## What is needed
Exclude the pictures and reproduce the remaining data exactly as written.

## Provided data
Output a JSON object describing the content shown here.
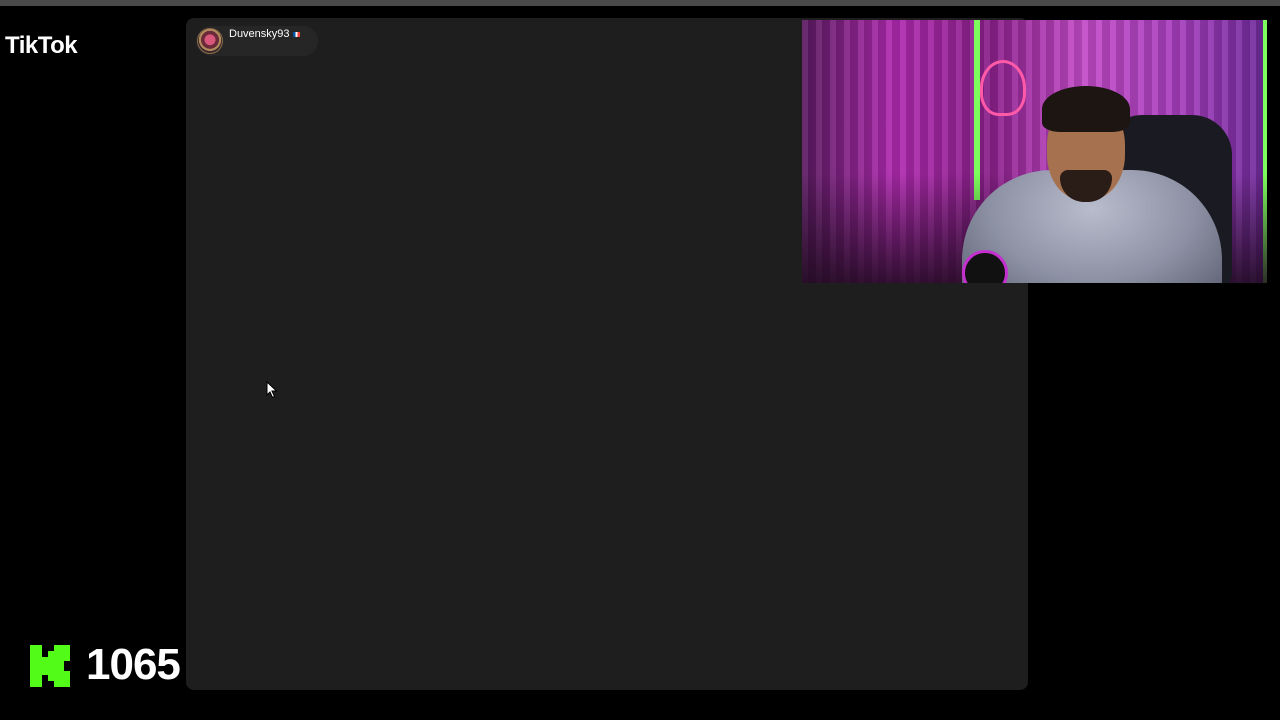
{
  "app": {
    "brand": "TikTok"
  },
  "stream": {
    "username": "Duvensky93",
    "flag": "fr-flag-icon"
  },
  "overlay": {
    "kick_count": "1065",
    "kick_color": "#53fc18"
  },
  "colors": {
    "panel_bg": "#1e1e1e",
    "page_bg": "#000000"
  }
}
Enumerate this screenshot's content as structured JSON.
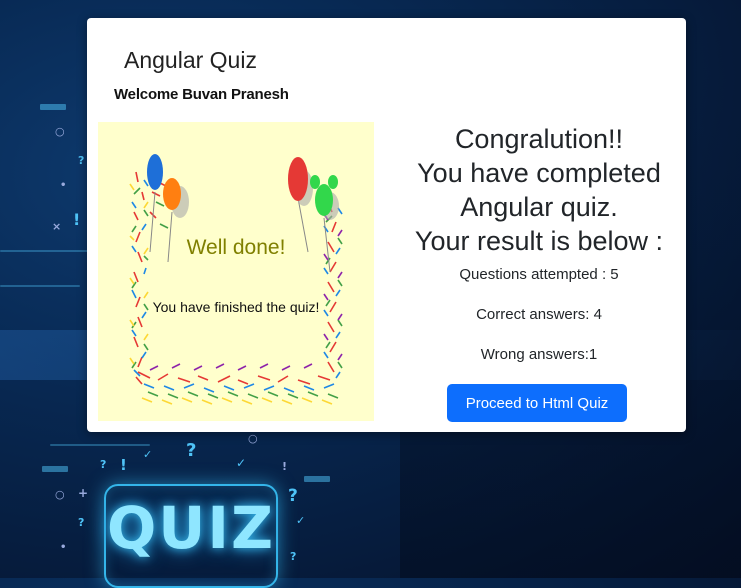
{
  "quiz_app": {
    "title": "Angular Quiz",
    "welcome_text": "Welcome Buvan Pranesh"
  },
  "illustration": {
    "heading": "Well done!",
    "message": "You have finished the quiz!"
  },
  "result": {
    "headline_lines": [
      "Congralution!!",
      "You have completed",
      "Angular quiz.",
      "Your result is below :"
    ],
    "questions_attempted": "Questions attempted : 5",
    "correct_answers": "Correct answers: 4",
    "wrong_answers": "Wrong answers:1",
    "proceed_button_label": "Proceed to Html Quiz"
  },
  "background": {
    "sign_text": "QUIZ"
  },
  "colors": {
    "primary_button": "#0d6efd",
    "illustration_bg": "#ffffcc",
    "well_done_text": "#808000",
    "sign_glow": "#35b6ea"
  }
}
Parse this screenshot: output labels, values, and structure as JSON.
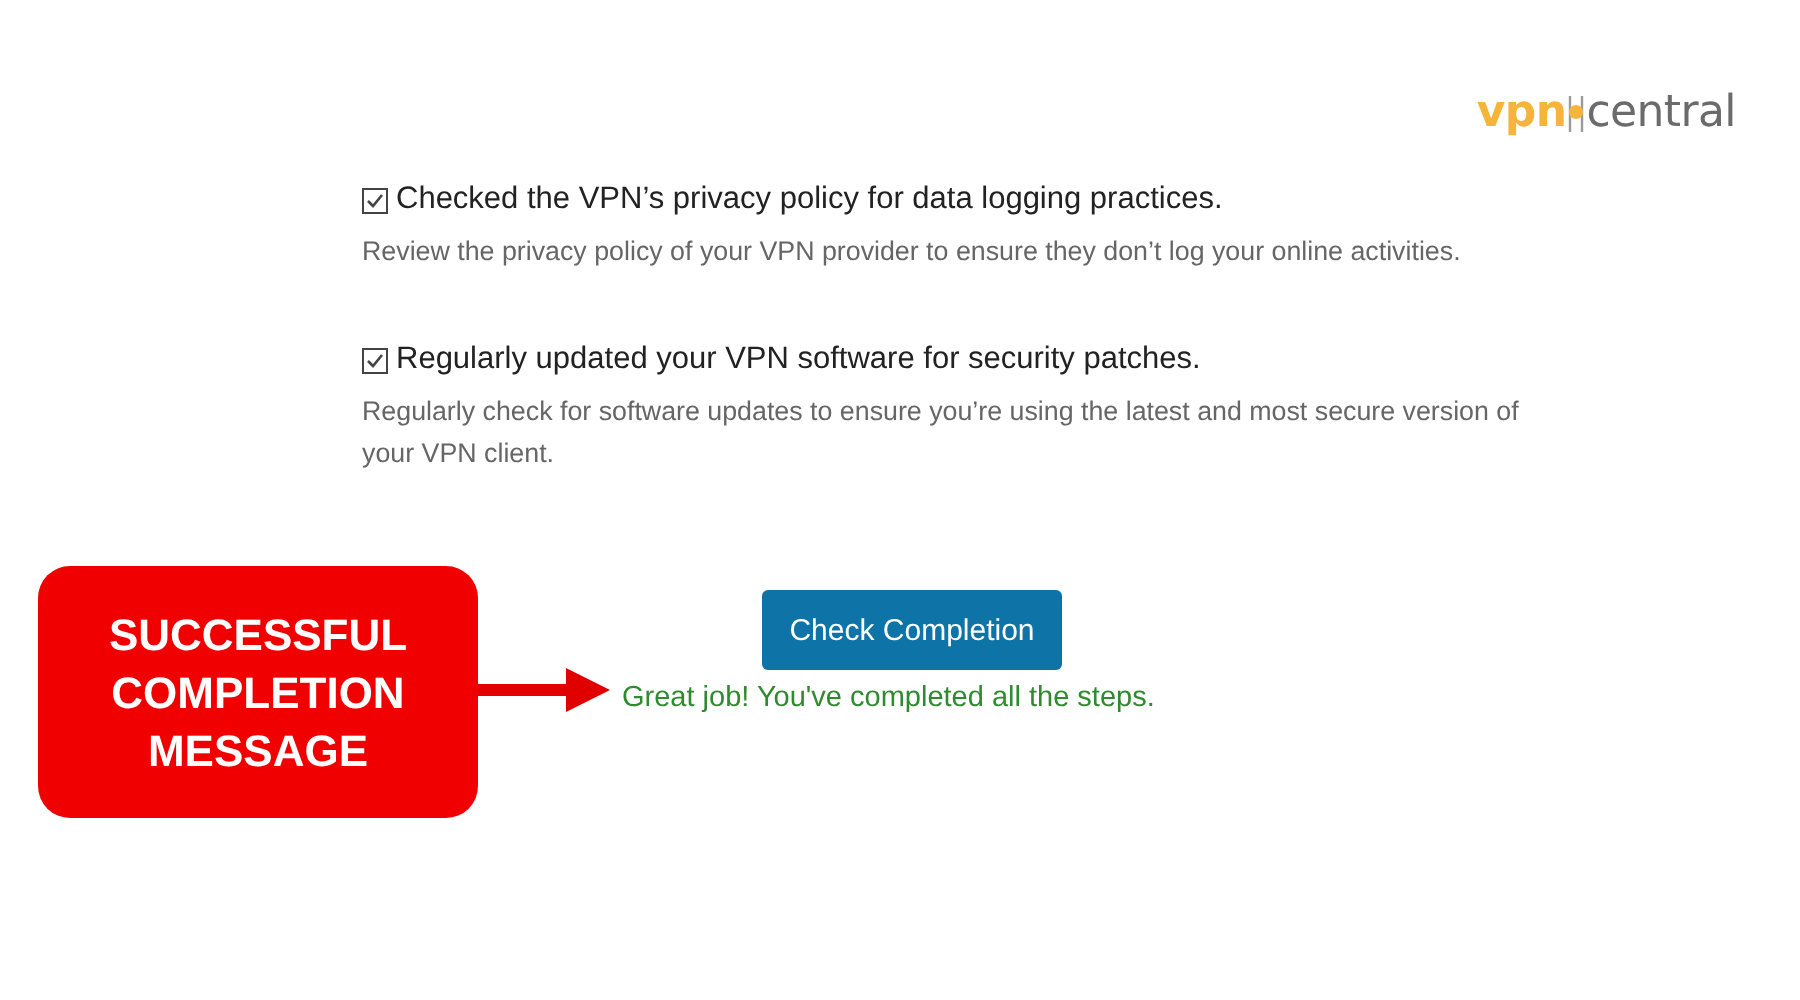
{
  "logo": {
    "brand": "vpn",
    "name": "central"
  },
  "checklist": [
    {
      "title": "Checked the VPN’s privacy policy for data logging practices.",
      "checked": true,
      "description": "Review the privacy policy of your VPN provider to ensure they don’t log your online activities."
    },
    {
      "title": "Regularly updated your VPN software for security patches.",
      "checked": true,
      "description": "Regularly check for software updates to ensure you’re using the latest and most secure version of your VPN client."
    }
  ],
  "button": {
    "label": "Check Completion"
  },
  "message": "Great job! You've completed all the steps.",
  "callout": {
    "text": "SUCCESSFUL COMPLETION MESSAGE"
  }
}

## Result of this task
Output a JSON object describing the content shown here.
{
  "app": {
    "brand": "TikTok"
  },
  "stream": {
    "username": "Duvensky93",
    "flag": "fr-flag-icon"
  },
  "overlay": {
    "kick_count": "1065",
    "kick_color": "#53fc18"
  },
  "colors": {
    "panel_bg": "#1e1e1e",
    "page_bg": "#000000"
  }
}
Enumerate this screenshot's content as structured JSON.
{
  "quiz_app": {
    "title": "Angular Quiz",
    "welcome_text": "Welcome Buvan Pranesh"
  },
  "illustration": {
    "heading": "Well done!",
    "message": "You have finished the quiz!"
  },
  "result": {
    "headline_lines": [
      "Congralution!!",
      "You have completed",
      "Angular quiz.",
      "Your result is below :"
    ],
    "questions_attempted": "Questions attempted : 5",
    "correct_answers": "Correct answers: 4",
    "wrong_answers": "Wrong answers:1",
    "proceed_button_label": "Proceed to Html Quiz"
  },
  "background": {
    "sign_text": "QUIZ"
  },
  "colors": {
    "primary_button": "#0d6efd",
    "illustration_bg": "#ffffcc",
    "well_done_text": "#808000",
    "sign_glow": "#35b6ea"
  }
}
Parse this screenshot: output labels, values, and structure as JSON.
{
  "logo": {
    "brand": "vpn",
    "name": "central"
  },
  "checklist": [
    {
      "title": "Checked the VPN’s privacy policy for data logging practices.",
      "checked": true,
      "description": "Review the privacy policy of your VPN provider to ensure they don’t log your online activities."
    },
    {
      "title": "Regularly updated your VPN software for security patches.",
      "checked": true,
      "description": "Regularly check for software updates to ensure you’re using the latest and most secure version of your VPN client."
    }
  ],
  "button": {
    "label": "Check Completion"
  },
  "message": "Great job! You've completed all the steps.",
  "callout": {
    "text": "SUCCESSFUL COMPLETION MESSAGE"
  }
}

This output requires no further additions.